# TASK INSTRUCTIONS:
Transcribe the records exactly. Pictures do not belong in the transcription.

# SOURCE RECORDS:
····················

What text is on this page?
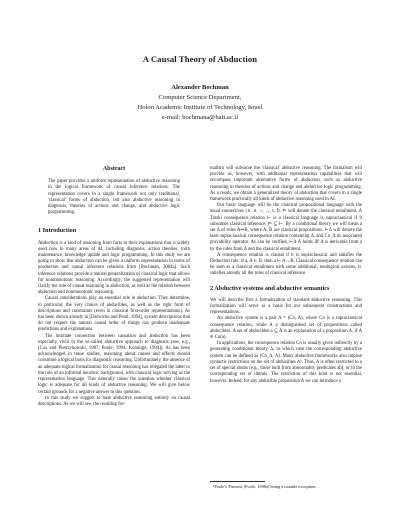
A Causal Theory of Abduction
Alexander Bochman
Computer Science Department,
Holon Academic Institute of Technology, Israel
e-mail: bochmana@hait.ac.il
Abstract
The paper provides a uniform representation of abductive reasoning in the logical framework of causal inference relations. The representation covers in a single framework not only traditional, 'classical' forms of abduction, but also abductive reasoning in diagnosis, theories of actions and change, and abductive logic programming.
1 Introduction

Abduction is a kind of reasoning from facts to their explanations that is widely used now in many areas of AI, including diagnosis, action theories, truth maintenance, knowledge update and logic programming. In this study we are going to show that abduction can be given a uniform representation in terms of production and causal inference relations from [Bochman, 2004a]. Such inference relations provide a natural generalization of classical logic that allows for nonmonotonic reasoning. Accordingly, the suggested representation will clarify the role of causal reasoning in abduction, as well as the relation between abduction and nonmonotonic reasoning.

Causal considerations play an essential role in abduction. They determine, in particular, the very choice of abducibles, as well as the right form of descriptions and constraints (even in classical first-order representations). As has been shown already in [Darwiche and Pearl, 1994], system descriptions that do not respect the natural causal order of things can produce inadequate predictions and explanations.

The intimate connection between causation and abduction has been especially vivid in the so-called abductive approach to diagnosis (see, e.g., [Cox and Pietrzykowski, 1987; Poole, 1994; Konolige, 1994]). As has been acknowledged in these studies, reasoning about causes and effects should constitute a logical basis for diagnostic reasoning. Unfortunately, the absence of an adequate logical formalization for causal reasoning has relegated the latter to the role of an informal heuristic background, with classical logic serving as the representation language. This naturally raises the question whether classical logic is adequate for all kinds of abductive reasoning. We will give below certain grounds for a negative answer to this question.

In this study we suggest to base abductive reasoning entirely on causal descriptions. As we will see, the resulting for-

malism will subsume the 'classical' abductive reasoning. The formalism will provide us, however, with additional representation capabilities that will encompass important alternative forms of abduction, such as abductive reasoning in theories of actions and change and abductive logic programming. As a result, we obtain a generalized theory of abduction that covers in a single framework practically all kinds of abductive reasoning used in AI.

Our basic language will be the classical propositional language with the usual connectives (∧, ∨, ¬, →, t, f). ⊨ will denote the classical entailment. A Tarski consequence relation ⊢ is a classical language is supraclassical if it subsumes classical inference: ⊨ ⊆ ⊢. By a conditional theory we will mean a set Δ of rules A⇒B, where A, B are classical propositions. ⊢Δ will denote the least supraclassical consequence relation containing Δ, and Cn_Δ its associated provability operator. As can be verified, ⊢Δ A holds iff A is derivable from a by the rules from Δ and the classical entailment.

A consequence relation is clausal if it is supraclassical and satisfies the Deduction rule: if a, A ⊢ B, then a ⊢ A→B. Classical consequence relation can be seen as a classical entailment with some additional, nonlogical axioms; it. satisfies already all the rules of classical inference.

2 Abductive systems and abductive semantics

We will describe first a formalization of standard abductive reasoning. This formalization will serve as a basis for our subsequent constructions and representations.

An abductive system is a pair A = (Cn, A), where Cn is a supraclassical consequence relation, while A a distinguished set of propositions called abducibles. A set of abducibles a ⊆ A is an explanation of a proposition A, if A ∈ Cn(a).

In applications, the consequence relation Cn is usually given indirectly by a generating conditional theory Δ, in which case the corresponding abductive system can be defined as (Cn_Δ, A). Many abductive frameworks also impose syntactic restrictions on the set of abducibles A¹. Thus, A is often restricted to a set of special atoms (e.g., those built from abnormality predicates ab), or to the corresponding set of literals. The restriction of this kind is not essential, however. Indeed, for any abducible proposition A we can introduce a

¹Poole's Theorist [Poole, 1988a] being a notable exception.
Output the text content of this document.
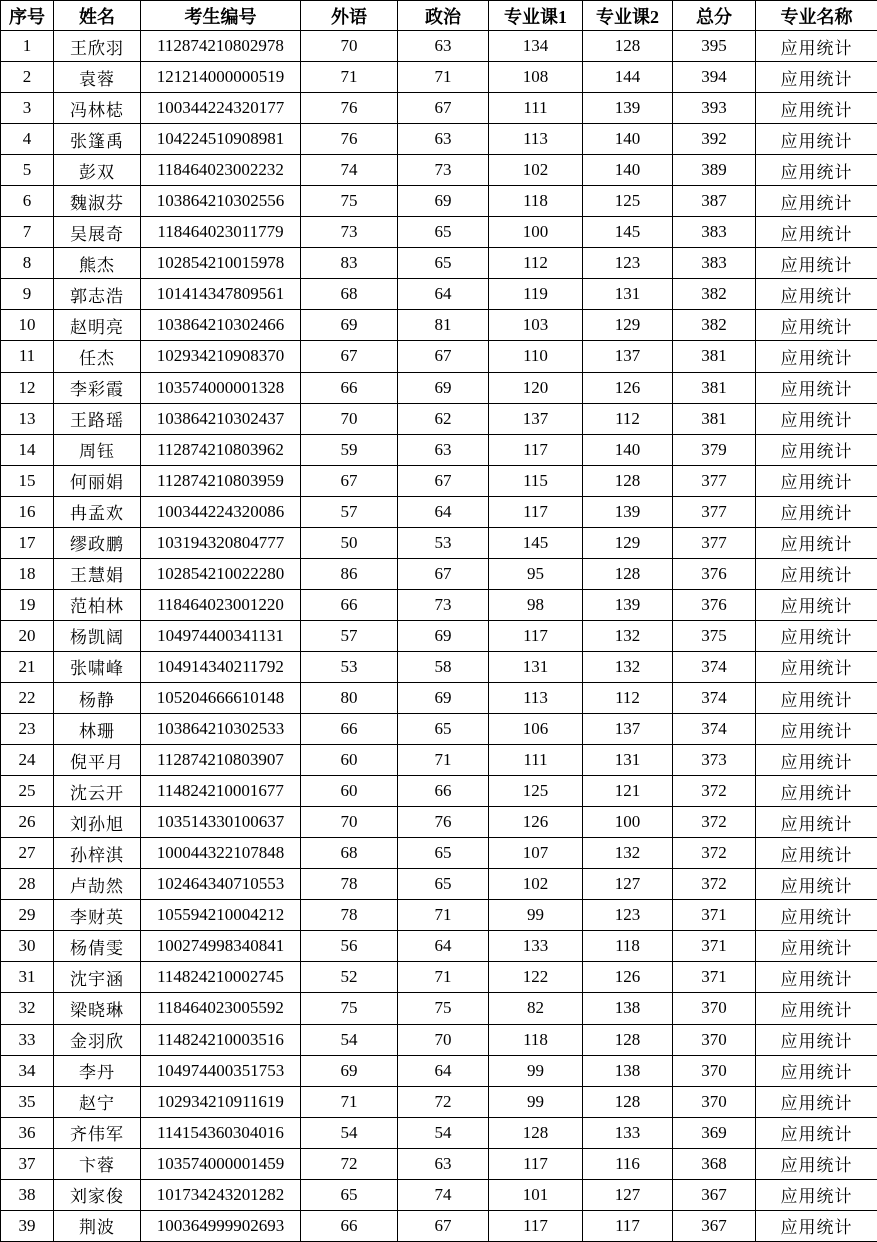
序号	姓名	考生编号	外语	政治	专业课1	专业课2	总分	专业名称
1	王欣羽	112874210802978	70	63	134	128	395	应用统计
2	袁蓉	121214000000519	71	71	108	144	394	应用统计
3	冯林梽	100344224320177	76	67	111	139	393	应用统计
4	张篷禹	104224510908981	76	63	113	140	392	应用统计
5	彭双	118464023002232	74	73	102	140	389	应用统计
6	魏淑芬	103864210302556	75	69	118	125	387	应用统计
7	吴展奇	118464023011779	73	65	100	145	383	应用统计
8	熊杰	102854210015978	83	65	112	123	383	应用统计
9	郭志浩	101414347809561	68	64	119	131	382	应用统计
10	赵明亮	103864210302466	69	81	103	129	382	应用统计
11	任杰	102934210908370	67	67	110	137	381	应用统计
12	李彩霞	103574000001328	66	69	120	126	381	应用统计
13	王路瑶	103864210302437	70	62	137	112	381	应用统计
14	周钰	112874210803962	59	63	117	140	379	应用统计
15	何丽娟	112874210803959	67	67	115	128	377	应用统计
16	冉孟欢	100344224320086	57	64	117	139	377	应用统计
17	缪政鹏	103194320804777	50	53	145	129	377	应用统计
18	王慧娟	102854210022280	86	67	95	128	376	应用统计
19	范柏林	118464023001220	66	73	98	139	376	应用统计
20	杨凯阔	104974400341131	57	69	117	132	375	应用统计
21	张啸峰	104914340211792	53	58	131	132	374	应用统计
22	杨静	105204666610148	80	69	113	112	374	应用统计
23	林珊	103864210302533	66	65	106	137	374	应用统计
24	倪平月	112874210803907	60	71	111	131	373	应用统计
25	沈云开	114824210001677	60	66	125	121	372	应用统计
26	刘孙旭	103514330100637	70	76	126	100	372	应用统计
27	孙梓淇	100044322107848	68	65	107	132	372	应用统计
28	卢劼然	102464340710553	78	65	102	127	372	应用统计
29	李财英	105594210004212	78	71	99	123	371	应用统计
30	杨倩雯	100274998340841	56	64	133	118	371	应用统计
31	沈宇涵	114824210002745	52	71	122	126	371	应用统计
32	梁晓琳	118464023005592	75	75	82	138	370	应用统计
33	金羽欣	114824210003516	54	70	118	128	370	应用统计
34	李丹	104974400351753	69	64	99	138	370	应用统计
35	赵宁	102934210911619	71	72	99	128	370	应用统计
36	齐伟军	114154360304016	54	54	128	133	369	应用统计
37	卞蓉	103574000001459	72	63	117	116	368	应用统计
38	刘家俊	101734243201282	65	74	101	127	367	应用统计
39	荆波	100364999902693	66	67	117	117	367	应用统计
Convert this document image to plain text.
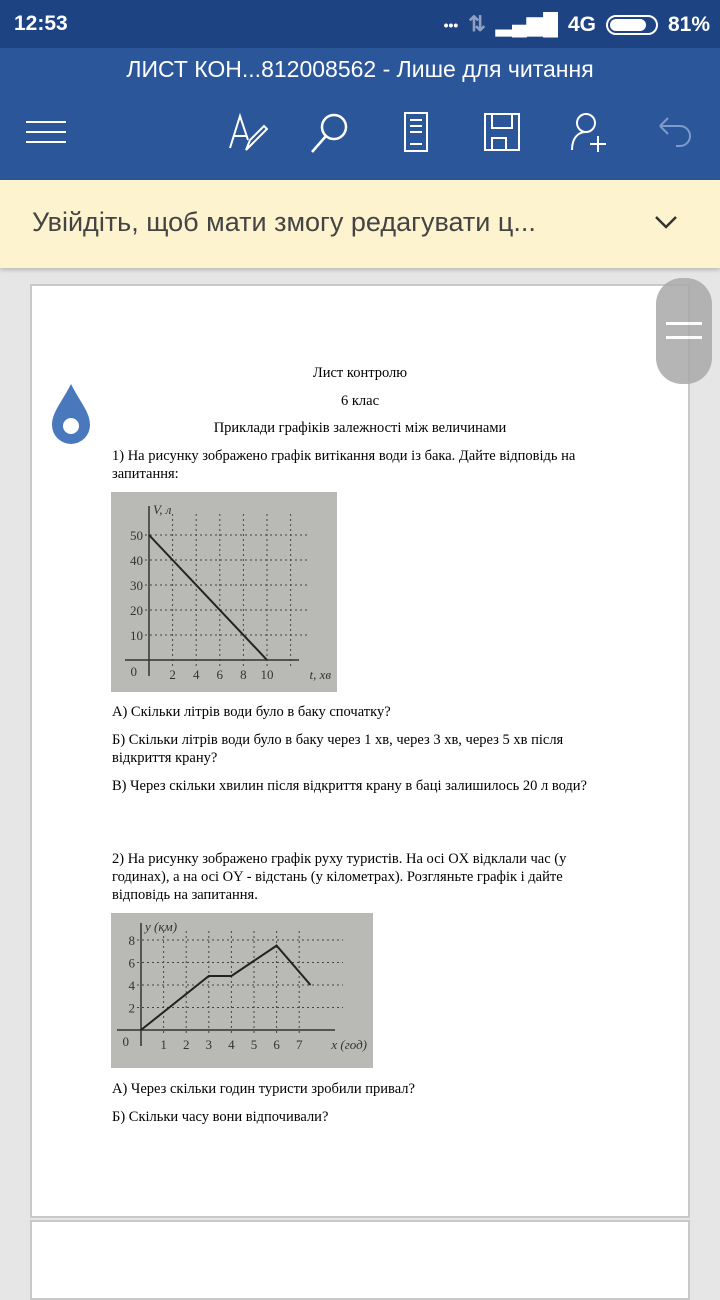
12:53	••• ⇅ ▂▄▆█ 4G	81%
ЛИСТ КОН...812008562 - Лише для читання
Увійдіть, щоб мати змогу редагувати ц...
Лист контролю
6 клас
Приклади графіків залежності між величинами
1) На рисунку зображено графік витікання води із бака. Дайте відповідь на запитання:
2 4 6 8 10
10
20
30
40
50
0
V, л
t, хв
А) Скільки літрів води було в баку спочатку?
Б) Скільки літрів води було в баку через 1 хв, через 3 хв, через 5 хв після відкриття крану?
В) Через скільки хвилин після відкриття крану в баці залишилось 20 л води?
2) На рисунку зображено графік руху туристів. На осі OX відклали час (у годинах), а на осі OY - відстань (у кілометрах). Розгляньте графік і дайте відповідь на запитання.
1 2 3 4 5 6 7
2
4
6
8
0
y (км)
x (год)
А) Через скільки годин туристи зробили привал?
Б) Скільки часу вони відпочивали?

····················

# EXPECTED ANSWER:
What text is on this page?
A Causal Theory of Abduction
Alexander Bochman
Computer Science Department,
Holon Academic Institute of Technology, Israel
e-mail: bochmana@hait.ac.il
Abstract
The paper provides a uniform representation of abductive reasoning in the logical framework of causal inference relations. The representation covers in a single framework not only traditional, 'classical' forms of abduction, but also abductive reasoning in diagnosis, theories of actions and change, and abductive logic programming.
1 Introduction

Abduction is a kind of reasoning from facts to their explanations that is widely used now in many areas of AI, including diagnosis, action theories, truth maintenance, knowledge update and logic programming. In this study we are going to show that abduction can be given a uniform representation in terms of production and causal inference relations from [Bochman, 2004a]. Such inference relations provide a natural generalization of classical logic that allows for nonmonotonic reasoning. Accordingly, the suggested representation will clarify the role of causal reasoning in abduction, as well as the relation between abduction and nonmonotonic reasoning.

Causal considerations play an essential role in abduction. They determine, in particular, the very choice of abducibles, as well as the right form of descriptions and constraints (even in classical first-order representations). As has been shown already in [Darwiche and Pearl, 1994], system descriptions that do not respect the natural causal order of things can produce inadequate predictions and explanations.

The intimate connection between causation and abduction has been especially vivid in the so-called abductive approach to diagnosis (see, e.g., [Cox and Pietrzykowski, 1987; Poole, 1994; Konolige, 1994]). As has been acknowledged in these studies, reasoning about causes and effects should constitute a logical basis for diagnostic reasoning. Unfortunately, the absence of an adequate logical formalization for causal reasoning has relegated the latter to the role of an informal heuristic background, with classical logic serving as the representation language. This naturally raises the question whether classical logic is adequate for all kinds of abductive reasoning. We will give below certain grounds for a negative answer to this question.

In this study we suggest to base abductive reasoning entirely on causal descriptions. As we will see, the resulting for-

malism will subsume the 'classical' abductive reasoning. The formalism will provide us, however, with additional representation capabilities that will encompass important alternative forms of abduction, such as abductive reasoning in theories of actions and change and abductive logic programming. As a result, we obtain a generalized theory of abduction that covers in a single framework practically all kinds of abductive reasoning used in AI.

Our basic language will be the classical propositional language with the usual connectives (∧, ∨, ¬, →, t, f). ⊨ will denote the classical entailment. A Tarski consequence relation ⊢ is a classical language is supraclassical if it subsumes classical inference: ⊨ ⊆ ⊢. By a conditional theory we will mean a set Δ of rules A⇒B, where A, B are classical propositions. ⊢Δ will denote the least supraclassical consequence relation containing Δ, and Cn_Δ its associated provability operator. As can be verified, ⊢Δ A holds iff A is derivable from a by the rules from Δ and the classical entailment.

A consequence relation is clausal if it is supraclassical and satisfies the Deduction rule: if a, A ⊢ B, then a ⊢ A→B. Classical consequence relation can be seen as a classical entailment with some additional, nonlogical axioms; it. satisfies already all the rules of classical inference.

2 Abductive systems and abductive semantics

We will describe first a formalization of standard abductive reasoning. This formalization will serve as a basis for our subsequent constructions and representations.

An abductive system is a pair A = (Cn, A), where Cn is a supraclassical consequence relation, while A a distinguished set of propositions called abducibles. A set of abducibles a ⊆ A is an explanation of a proposition A, if A ∈ Cn(a).

In applications, the consequence relation Cn is usually given indirectly by a generating conditional theory Δ, in which case the corresponding abductive system can be defined as (Cn_Δ, A). Many abductive frameworks also impose syntactic restrictions on the set of abducibles A¹. Thus, A is often restricted to a set of special atoms (e.g., those built from abnormality predicates ab), or to the corresponding set of literals. The restriction of this kind is not essential, however. Indeed, for any abducible proposition A we can introduce a

¹Poole's Theorist [Poole, 1988a] being a notable exception.
Output the text content of this document.
序号	姓名	考生编号	外语	政治	专业课1	专业课2	总分	专业名称
1	王欣羽	112874210802978	70	63	134	128	395	应用统计
2	袁蓉	121214000000519	71	71	108	144	394	应用统计
3	冯林梽	100344224320177	76	67	111	139	393	应用统计
4	张篷禹	104224510908981	76	63	113	140	392	应用统计
5	彭双	118464023002232	74	73	102	140	389	应用统计
6	魏淑芬	103864210302556	75	69	118	125	387	应用统计
7	吴展奇	118464023011779	73	65	100	145	383	应用统计
8	熊杰	102854210015978	83	65	112	123	383	应用统计
9	郭志浩	101414347809561	68	64	119	131	382	应用统计
10	赵明亮	103864210302466	69	81	103	129	382	应用统计
11	任杰	102934210908370	67	67	110	137	381	应用统计
12	李彩霞	103574000001328	66	69	120	126	381	应用统计
13	王路瑶	103864210302437	70	62	137	112	381	应用统计
14	周钰	112874210803962	59	63	117	140	379	应用统计
15	何丽娟	112874210803959	67	67	115	128	377	应用统计
16	冉孟欢	100344224320086	57	64	117	139	377	应用统计
17	缪政鹏	103194320804777	50	53	145	129	377	应用统计
18	王慧娟	102854210022280	86	67	95	128	376	应用统计
19	范柏林	118464023001220	66	73	98	139	376	应用统计
20	杨凯阔	104974400341131	57	69	117	132	375	应用统计
21	张啸峰	104914340211792	53	58	131	132	374	应用统计
22	杨静	105204666610148	80	69	113	112	374	应用统计
23	林珊	103864210302533	66	65	106	137	374	应用统计
24	倪平月	112874210803907	60	71	111	131	373	应用统计
25	沈云开	114824210001677	60	66	125	121	372	应用统计
26	刘孙旭	103514330100637	70	76	126	100	372	应用统计
27	孙梓淇	100044322107848	68	65	107	132	372	应用统计
28	卢劼然	102464340710553	78	65	102	127	372	应用统计
29	李财英	105594210004212	78	71	99	123	371	应用统计
30	杨倩雯	100274998340841	56	64	133	118	371	应用统计
31	沈宇涵	114824210002745	52	71	122	126	371	应用统计
32	梁晓琳	118464023005592	75	75	82	138	370	应用统计
33	金羽欣	114824210003516	54	70	118	128	370	应用统计
34	李丹	104974400351753	69	64	99	138	370	应用统计
35	赵宁	102934210911619	71	72	99	128	370	应用统计
36	齐伟军	114154360304016	54	54	128	133	369	应用统计
37	卞蓉	103574000001459	72	63	117	116	368	应用统计
38	刘家俊	101734243201282	65	74	101	127	367	应用统计
39	荆波	100364999902693	66	67	117	117	367	应用统计
Convert this document image to plain text.
12:53	••• ⇅ ▂▄▆█ 4G	81%
ЛИСТ КОН...812008562 - Лише для читання
Увійдіть, щоб мати змогу редагувати ц...
Лист контролю
6 клас
Приклади графіків залежності між величинами
1) На рисунку зображено графік витікання води із бака. Дайте відповідь на запитання:
2 4 6 8 10
10
20
30
40
50
0
V, л
t, хв
А) Скільки літрів води було в баку спочатку?
Б) Скільки літрів води було в баку через 1 хв, через 3 хв, через 5 хв після відкриття крану?
В) Через скільки хвилин після відкриття крану в баці залишилось 20 л води?
2) На рисунку зображено графік руху туристів. На осі OX відклали час (у годинах), а на осі OY - відстань (у кілометрах). Розгляньте графік і дайте відповідь на запитання.
1 2 3 4 5 6 7
2
4
6
8
0
y (км)
x (год)
А) Через скільки годин туристи зробили привал?
Б) Скільки часу вони відпочивали?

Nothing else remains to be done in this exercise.